Text section
■ ■ ■ ■ ■

A More Restrictive Rule for Defrauded Borrowers

The Education Department's proposed rule would make students show that a college knowingly misled them while also restricting consideration of loan relief to borrowers in default.

July 26, 2018
 

The U.S. Department of Education on Wednesday unveiled a proposed overhaul of a federal rule on student loan forgiveness, with a plan to possibly make the process more restrictive for defrauded borrowers.

The department crafted the new borrower-defense rule after blocking an Obama administration regulation from going into effect last year. Like the Obama rule, the department’s new proposal would establish a clear federal standard for borrowers who are pursuing loan discharge. But it includes numerous changes that would reduce potential relief for borrowers as well as liability for colleges.

The proposal also contemplates allowing loan forgiveness applications only for borrowers in default, which would dramatically reduce the number of students who are eligible for relief.

■ ■ ■ ■ ■

Supplied information
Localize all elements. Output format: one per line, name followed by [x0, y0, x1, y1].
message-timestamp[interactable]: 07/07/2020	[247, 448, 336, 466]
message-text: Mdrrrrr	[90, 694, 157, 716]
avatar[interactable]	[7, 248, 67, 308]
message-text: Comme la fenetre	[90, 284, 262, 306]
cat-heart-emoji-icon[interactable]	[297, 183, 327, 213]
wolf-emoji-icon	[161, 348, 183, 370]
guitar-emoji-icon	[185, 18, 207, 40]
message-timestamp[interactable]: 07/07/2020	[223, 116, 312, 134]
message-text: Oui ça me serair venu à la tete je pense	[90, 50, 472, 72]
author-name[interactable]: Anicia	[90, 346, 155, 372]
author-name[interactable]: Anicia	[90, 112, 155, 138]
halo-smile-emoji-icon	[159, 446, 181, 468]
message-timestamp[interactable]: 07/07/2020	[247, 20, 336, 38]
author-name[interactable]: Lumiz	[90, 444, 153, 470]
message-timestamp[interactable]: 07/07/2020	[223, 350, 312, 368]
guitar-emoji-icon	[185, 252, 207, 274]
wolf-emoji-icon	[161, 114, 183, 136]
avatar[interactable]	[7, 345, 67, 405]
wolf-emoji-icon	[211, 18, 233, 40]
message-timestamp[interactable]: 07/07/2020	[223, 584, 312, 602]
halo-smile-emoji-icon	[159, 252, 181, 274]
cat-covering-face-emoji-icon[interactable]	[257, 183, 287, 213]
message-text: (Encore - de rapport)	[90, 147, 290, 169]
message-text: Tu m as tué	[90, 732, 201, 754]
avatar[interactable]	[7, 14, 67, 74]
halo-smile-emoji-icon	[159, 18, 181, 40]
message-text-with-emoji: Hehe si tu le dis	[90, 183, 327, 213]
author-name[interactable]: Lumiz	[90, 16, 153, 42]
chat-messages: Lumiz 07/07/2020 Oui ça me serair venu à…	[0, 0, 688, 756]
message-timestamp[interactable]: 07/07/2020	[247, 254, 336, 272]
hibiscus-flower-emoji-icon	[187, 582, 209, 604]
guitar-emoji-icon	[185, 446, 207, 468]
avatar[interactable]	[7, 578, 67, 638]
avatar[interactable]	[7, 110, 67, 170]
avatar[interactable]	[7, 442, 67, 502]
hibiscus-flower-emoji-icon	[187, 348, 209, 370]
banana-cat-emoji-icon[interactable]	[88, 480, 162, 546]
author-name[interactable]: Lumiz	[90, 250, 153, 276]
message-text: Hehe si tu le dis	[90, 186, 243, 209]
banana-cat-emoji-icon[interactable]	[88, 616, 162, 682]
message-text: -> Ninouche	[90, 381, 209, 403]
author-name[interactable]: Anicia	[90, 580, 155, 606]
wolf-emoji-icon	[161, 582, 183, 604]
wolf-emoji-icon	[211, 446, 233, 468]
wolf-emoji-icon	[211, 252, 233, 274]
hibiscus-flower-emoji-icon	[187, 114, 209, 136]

■ ■ ■ ■ ■

Exercise objective
Reproduce, character for character, the part of the article on the borrower-defense rule that opens with the words containing "The U.S. Department" and closes with "for defrauded borrowers.".

Problem solution
The U.S. Department of Education on Wednesday unveiled a proposed overhaul of a federal rule on student loan forgiveness, with a plan to possibly make the process more restrictive for defrauded borrowers.